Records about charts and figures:
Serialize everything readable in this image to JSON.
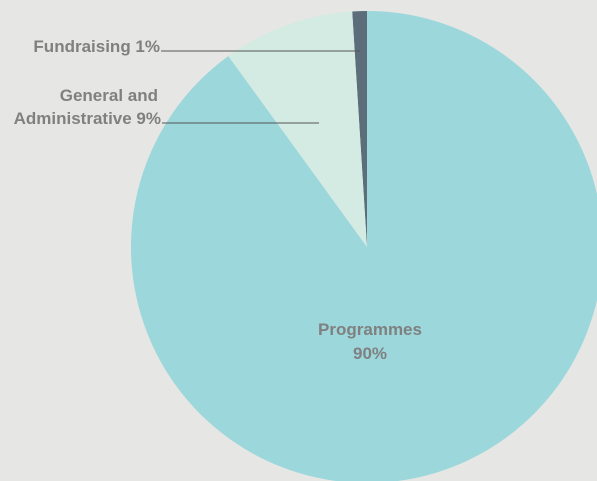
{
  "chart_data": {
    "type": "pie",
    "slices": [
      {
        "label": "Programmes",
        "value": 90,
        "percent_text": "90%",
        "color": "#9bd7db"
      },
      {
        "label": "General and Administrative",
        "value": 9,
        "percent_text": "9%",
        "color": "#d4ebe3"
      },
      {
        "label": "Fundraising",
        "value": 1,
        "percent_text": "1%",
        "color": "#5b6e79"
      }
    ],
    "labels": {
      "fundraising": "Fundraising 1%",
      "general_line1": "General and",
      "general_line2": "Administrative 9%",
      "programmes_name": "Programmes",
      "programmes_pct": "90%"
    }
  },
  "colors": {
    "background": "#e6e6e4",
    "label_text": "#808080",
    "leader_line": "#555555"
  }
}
...
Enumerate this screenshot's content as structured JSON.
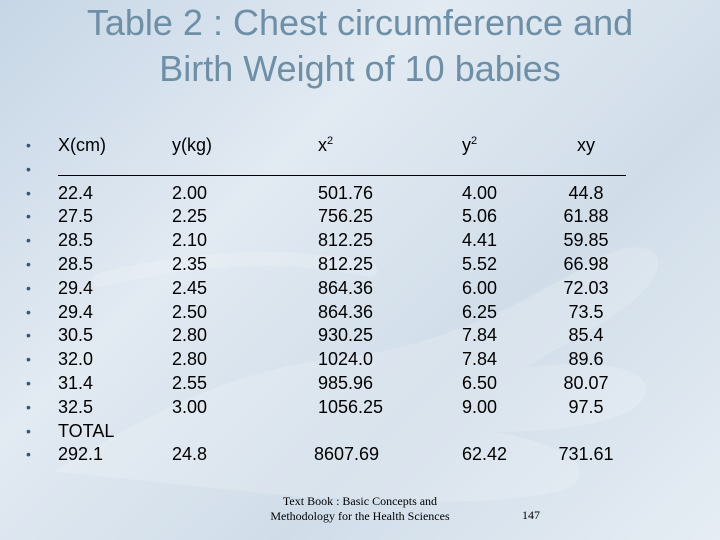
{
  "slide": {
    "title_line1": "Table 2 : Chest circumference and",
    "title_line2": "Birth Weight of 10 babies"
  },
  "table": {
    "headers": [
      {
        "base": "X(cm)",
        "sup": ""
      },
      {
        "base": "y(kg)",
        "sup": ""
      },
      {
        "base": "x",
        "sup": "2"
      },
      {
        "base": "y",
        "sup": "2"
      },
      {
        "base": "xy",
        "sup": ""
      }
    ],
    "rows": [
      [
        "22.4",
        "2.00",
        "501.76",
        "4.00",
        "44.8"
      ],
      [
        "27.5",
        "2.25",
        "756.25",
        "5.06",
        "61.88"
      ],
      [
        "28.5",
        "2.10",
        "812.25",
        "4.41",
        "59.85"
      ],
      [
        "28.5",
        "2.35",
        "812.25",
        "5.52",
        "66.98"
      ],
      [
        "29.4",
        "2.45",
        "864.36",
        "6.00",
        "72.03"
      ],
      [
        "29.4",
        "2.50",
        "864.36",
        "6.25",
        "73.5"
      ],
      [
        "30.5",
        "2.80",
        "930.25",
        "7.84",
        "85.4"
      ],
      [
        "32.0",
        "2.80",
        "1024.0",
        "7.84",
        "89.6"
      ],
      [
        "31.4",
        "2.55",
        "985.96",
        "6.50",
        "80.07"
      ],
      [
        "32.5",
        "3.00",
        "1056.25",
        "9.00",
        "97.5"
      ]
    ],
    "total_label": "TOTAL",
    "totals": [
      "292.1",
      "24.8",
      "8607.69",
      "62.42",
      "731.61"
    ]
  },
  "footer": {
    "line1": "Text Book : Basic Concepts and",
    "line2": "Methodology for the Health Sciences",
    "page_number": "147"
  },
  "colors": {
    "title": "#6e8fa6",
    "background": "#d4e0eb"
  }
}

Direction:
Show all lines above holding "background".

Full answer:
    "background": "#e6e6e4",
    "background": "#d4e0eb"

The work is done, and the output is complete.